» **Task details**
Every line that includes the word "text" is to be listed.

━━━━

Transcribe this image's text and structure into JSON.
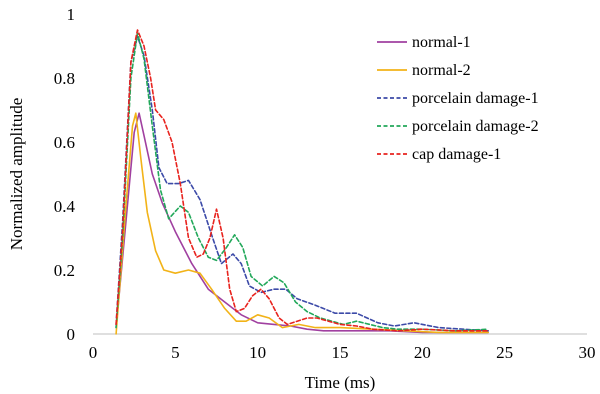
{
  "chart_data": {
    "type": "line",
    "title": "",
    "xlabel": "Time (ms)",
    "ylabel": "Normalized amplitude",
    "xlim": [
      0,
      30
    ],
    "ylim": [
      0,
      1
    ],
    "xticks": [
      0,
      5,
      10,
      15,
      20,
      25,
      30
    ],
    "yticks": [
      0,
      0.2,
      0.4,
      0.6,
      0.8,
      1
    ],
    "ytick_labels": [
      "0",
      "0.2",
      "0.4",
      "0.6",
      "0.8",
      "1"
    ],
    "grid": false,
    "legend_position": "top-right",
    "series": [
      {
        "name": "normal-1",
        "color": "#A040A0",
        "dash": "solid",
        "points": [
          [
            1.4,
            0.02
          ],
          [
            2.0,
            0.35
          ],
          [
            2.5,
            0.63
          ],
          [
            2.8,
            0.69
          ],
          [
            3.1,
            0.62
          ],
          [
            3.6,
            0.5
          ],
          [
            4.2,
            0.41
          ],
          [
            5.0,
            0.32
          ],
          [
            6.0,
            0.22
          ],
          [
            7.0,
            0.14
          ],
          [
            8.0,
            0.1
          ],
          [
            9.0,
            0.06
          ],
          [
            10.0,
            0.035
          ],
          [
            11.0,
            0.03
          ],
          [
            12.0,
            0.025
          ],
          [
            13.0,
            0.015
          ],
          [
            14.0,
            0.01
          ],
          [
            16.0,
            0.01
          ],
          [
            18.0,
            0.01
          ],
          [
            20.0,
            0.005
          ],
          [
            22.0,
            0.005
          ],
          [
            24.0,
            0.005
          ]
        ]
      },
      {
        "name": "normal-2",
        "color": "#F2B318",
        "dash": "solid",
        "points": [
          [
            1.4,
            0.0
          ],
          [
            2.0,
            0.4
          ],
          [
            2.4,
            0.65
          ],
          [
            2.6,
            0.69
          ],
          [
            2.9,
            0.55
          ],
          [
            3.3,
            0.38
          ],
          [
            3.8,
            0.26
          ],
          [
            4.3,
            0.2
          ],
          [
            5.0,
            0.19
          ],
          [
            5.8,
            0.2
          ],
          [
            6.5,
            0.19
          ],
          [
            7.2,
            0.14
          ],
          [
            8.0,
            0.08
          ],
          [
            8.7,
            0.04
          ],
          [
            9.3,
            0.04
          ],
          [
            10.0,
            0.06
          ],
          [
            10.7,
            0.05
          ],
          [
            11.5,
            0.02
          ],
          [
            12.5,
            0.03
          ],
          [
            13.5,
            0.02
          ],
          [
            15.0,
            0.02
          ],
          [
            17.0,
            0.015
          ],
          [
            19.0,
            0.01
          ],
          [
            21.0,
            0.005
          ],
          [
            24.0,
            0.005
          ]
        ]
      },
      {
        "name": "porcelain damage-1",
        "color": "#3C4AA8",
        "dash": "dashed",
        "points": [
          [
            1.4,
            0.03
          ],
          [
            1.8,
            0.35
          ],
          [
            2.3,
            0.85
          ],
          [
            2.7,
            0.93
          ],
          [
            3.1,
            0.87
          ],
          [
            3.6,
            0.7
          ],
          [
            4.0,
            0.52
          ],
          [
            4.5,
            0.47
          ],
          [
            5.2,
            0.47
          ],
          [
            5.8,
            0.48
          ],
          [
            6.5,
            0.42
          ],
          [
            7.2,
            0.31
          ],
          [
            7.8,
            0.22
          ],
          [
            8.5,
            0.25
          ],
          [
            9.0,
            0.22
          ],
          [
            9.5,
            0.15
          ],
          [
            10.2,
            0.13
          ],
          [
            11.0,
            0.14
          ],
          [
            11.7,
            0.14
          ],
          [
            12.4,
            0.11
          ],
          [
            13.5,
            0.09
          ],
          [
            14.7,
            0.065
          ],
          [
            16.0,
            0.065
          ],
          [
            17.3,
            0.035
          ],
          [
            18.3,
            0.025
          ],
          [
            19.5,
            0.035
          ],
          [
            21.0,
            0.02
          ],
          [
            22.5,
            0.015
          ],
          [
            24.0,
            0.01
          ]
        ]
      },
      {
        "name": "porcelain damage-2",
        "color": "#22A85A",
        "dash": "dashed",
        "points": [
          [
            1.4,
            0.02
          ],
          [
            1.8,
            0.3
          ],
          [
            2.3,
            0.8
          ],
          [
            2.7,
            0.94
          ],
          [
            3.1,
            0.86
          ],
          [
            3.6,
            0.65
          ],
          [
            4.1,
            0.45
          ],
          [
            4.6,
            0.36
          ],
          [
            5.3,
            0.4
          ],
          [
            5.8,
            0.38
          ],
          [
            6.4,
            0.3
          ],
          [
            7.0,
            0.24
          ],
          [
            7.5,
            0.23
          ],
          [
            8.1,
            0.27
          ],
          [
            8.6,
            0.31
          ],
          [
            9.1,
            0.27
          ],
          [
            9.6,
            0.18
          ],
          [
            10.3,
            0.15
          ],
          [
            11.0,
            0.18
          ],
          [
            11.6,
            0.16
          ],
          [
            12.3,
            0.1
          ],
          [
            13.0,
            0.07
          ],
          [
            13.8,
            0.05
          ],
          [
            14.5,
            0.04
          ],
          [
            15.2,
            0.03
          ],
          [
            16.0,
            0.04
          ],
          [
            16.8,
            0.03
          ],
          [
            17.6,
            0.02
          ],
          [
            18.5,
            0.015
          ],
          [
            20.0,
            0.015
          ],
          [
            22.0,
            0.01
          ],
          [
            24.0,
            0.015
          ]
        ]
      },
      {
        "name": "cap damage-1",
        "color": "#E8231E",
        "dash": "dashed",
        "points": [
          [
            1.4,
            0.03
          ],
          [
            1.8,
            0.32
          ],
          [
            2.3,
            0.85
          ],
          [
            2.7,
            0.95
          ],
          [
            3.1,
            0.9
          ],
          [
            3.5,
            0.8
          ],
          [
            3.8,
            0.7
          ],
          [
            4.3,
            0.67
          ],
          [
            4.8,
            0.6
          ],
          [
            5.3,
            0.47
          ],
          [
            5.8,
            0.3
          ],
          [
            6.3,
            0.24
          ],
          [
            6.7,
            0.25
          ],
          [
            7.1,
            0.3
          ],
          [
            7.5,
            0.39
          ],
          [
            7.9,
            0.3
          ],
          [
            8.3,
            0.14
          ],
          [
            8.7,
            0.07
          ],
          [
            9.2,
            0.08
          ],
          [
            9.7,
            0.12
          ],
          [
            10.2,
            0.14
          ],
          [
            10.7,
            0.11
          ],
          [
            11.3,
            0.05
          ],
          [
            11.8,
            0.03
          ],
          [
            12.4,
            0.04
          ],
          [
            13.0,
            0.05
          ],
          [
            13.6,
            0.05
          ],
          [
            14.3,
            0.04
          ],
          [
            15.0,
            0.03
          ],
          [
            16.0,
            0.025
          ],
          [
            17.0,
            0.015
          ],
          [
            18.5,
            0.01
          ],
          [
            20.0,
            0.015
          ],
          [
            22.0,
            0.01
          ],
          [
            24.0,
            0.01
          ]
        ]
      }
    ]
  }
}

━━━━

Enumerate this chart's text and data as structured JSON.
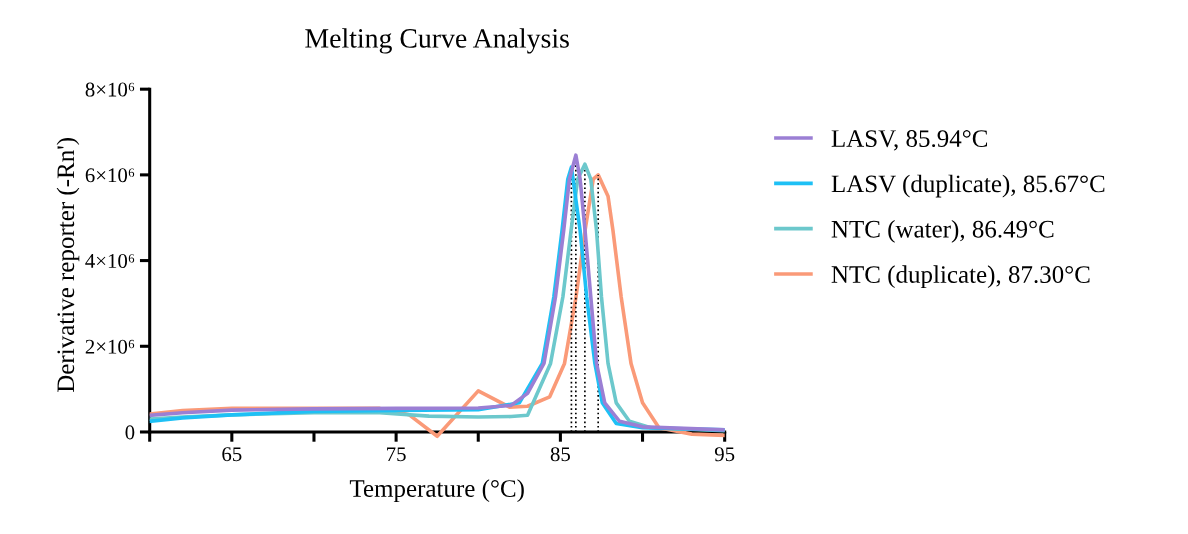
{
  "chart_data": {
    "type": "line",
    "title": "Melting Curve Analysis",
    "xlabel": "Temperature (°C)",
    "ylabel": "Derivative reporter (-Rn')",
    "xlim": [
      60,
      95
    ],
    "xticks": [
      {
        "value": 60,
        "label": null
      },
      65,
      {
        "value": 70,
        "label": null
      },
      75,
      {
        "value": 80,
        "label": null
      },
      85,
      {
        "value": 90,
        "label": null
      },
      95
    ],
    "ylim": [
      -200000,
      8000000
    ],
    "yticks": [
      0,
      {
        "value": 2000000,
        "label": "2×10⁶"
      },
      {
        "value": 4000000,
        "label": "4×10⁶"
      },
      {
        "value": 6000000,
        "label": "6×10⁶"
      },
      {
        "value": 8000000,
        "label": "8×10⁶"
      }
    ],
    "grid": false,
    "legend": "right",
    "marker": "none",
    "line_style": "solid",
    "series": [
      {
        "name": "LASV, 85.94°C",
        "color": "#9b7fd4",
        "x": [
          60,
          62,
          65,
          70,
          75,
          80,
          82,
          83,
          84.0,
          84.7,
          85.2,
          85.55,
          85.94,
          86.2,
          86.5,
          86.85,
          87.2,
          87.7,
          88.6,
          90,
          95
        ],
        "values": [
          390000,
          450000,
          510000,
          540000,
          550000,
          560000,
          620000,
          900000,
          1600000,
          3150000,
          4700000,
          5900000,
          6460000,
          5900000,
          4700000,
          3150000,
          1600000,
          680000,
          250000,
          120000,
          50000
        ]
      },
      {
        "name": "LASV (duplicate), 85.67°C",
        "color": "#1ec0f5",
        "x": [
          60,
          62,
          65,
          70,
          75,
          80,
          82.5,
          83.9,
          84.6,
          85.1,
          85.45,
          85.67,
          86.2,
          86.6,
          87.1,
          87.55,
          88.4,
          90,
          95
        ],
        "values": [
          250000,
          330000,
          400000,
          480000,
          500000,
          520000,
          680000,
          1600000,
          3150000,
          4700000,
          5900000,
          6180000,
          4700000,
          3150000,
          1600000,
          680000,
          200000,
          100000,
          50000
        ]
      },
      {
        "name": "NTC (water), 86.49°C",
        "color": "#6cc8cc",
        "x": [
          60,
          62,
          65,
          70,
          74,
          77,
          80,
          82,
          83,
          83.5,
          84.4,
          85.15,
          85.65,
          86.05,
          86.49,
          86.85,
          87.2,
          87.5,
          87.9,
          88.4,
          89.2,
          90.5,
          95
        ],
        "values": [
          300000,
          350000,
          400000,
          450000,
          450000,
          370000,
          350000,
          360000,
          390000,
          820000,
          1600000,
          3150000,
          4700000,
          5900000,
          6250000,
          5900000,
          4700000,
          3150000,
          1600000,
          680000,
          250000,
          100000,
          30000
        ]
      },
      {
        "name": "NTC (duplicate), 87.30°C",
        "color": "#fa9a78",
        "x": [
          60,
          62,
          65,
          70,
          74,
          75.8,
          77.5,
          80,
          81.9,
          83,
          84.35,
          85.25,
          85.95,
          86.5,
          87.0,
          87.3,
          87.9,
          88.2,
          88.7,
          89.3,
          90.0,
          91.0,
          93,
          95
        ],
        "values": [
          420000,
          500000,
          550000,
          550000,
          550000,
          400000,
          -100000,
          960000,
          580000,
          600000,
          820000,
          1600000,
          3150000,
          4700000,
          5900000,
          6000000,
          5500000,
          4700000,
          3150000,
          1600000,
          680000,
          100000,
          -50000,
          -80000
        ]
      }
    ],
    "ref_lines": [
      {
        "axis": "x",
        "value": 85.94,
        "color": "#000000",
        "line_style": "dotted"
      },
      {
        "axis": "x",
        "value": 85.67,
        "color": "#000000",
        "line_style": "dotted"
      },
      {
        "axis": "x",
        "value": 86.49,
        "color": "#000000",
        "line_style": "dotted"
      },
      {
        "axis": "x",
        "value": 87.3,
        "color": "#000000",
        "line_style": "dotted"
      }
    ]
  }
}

━━━━

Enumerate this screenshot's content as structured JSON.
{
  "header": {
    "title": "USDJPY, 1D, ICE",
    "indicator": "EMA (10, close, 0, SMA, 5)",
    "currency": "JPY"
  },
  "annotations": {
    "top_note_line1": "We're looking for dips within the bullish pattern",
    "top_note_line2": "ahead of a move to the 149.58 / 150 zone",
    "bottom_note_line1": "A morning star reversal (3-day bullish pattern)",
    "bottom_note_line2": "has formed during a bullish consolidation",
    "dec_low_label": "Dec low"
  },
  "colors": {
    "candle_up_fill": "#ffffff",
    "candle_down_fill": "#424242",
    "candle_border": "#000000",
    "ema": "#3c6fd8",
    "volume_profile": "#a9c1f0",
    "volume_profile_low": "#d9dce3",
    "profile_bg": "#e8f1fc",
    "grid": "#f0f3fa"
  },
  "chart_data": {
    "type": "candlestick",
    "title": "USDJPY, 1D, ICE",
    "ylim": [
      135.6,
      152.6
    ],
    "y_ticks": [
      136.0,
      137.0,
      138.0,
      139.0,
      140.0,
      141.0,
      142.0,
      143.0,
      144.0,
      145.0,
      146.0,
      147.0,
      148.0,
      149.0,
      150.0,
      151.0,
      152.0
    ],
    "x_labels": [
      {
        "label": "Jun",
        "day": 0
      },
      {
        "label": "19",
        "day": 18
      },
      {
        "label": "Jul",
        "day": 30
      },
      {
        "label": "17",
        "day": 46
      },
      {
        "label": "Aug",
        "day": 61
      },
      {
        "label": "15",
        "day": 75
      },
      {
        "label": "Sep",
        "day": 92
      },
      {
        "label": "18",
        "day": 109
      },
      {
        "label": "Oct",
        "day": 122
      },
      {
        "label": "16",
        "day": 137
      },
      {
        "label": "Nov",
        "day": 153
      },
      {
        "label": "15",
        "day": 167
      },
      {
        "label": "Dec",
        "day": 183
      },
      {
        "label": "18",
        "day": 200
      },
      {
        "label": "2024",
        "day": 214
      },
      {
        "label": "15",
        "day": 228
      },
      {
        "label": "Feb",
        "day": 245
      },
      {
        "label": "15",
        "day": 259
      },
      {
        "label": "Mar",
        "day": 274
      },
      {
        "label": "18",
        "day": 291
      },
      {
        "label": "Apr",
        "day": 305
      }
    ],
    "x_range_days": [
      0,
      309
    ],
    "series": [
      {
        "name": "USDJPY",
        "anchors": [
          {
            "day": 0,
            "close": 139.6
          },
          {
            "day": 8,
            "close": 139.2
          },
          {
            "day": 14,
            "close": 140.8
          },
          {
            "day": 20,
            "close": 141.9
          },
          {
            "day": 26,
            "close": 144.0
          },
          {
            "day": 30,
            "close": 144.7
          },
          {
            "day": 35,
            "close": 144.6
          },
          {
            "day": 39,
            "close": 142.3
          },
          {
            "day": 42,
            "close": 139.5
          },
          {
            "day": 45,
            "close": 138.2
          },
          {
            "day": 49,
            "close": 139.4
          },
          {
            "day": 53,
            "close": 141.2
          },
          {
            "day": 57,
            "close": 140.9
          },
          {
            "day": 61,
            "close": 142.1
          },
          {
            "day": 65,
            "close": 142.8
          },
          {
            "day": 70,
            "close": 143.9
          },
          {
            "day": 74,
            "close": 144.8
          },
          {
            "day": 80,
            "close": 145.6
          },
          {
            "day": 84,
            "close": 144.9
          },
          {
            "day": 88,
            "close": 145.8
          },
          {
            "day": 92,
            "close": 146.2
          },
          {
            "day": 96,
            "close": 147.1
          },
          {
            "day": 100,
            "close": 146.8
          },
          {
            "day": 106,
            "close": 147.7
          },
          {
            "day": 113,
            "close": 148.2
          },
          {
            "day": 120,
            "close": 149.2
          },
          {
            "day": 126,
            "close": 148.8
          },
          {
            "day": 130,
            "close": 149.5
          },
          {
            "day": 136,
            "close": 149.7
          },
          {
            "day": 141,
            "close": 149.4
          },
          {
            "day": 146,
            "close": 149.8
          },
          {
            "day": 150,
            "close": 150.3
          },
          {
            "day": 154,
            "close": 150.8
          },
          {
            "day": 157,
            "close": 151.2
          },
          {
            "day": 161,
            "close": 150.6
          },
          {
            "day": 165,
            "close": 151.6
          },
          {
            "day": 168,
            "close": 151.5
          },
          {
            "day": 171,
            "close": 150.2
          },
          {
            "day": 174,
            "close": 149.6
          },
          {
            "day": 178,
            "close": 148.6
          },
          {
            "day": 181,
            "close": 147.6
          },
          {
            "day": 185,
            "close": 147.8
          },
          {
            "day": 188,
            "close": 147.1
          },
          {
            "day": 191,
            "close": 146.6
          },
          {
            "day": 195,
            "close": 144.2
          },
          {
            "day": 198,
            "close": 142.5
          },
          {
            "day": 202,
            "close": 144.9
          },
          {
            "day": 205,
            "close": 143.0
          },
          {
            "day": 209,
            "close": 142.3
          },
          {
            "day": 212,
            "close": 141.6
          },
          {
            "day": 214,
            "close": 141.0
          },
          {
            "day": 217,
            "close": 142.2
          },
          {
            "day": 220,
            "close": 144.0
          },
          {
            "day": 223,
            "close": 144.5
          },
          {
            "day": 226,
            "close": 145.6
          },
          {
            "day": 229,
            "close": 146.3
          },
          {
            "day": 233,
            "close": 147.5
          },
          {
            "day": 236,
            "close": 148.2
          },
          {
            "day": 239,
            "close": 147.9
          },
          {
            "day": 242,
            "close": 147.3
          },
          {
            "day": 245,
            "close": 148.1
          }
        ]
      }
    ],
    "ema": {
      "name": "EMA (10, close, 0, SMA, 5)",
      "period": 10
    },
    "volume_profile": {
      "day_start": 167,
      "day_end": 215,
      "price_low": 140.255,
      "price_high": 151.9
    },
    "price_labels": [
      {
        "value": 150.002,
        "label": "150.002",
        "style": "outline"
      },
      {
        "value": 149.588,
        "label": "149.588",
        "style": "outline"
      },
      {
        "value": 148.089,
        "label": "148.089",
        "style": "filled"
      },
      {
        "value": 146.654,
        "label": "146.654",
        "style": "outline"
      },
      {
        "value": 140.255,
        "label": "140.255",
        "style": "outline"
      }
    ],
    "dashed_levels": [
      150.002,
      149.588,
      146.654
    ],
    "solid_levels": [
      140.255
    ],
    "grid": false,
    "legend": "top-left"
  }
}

━━━━

» **Correct response**
Transcribe this image's text and structure into JSON.
Enumerate this chart's text and data as structured JSON.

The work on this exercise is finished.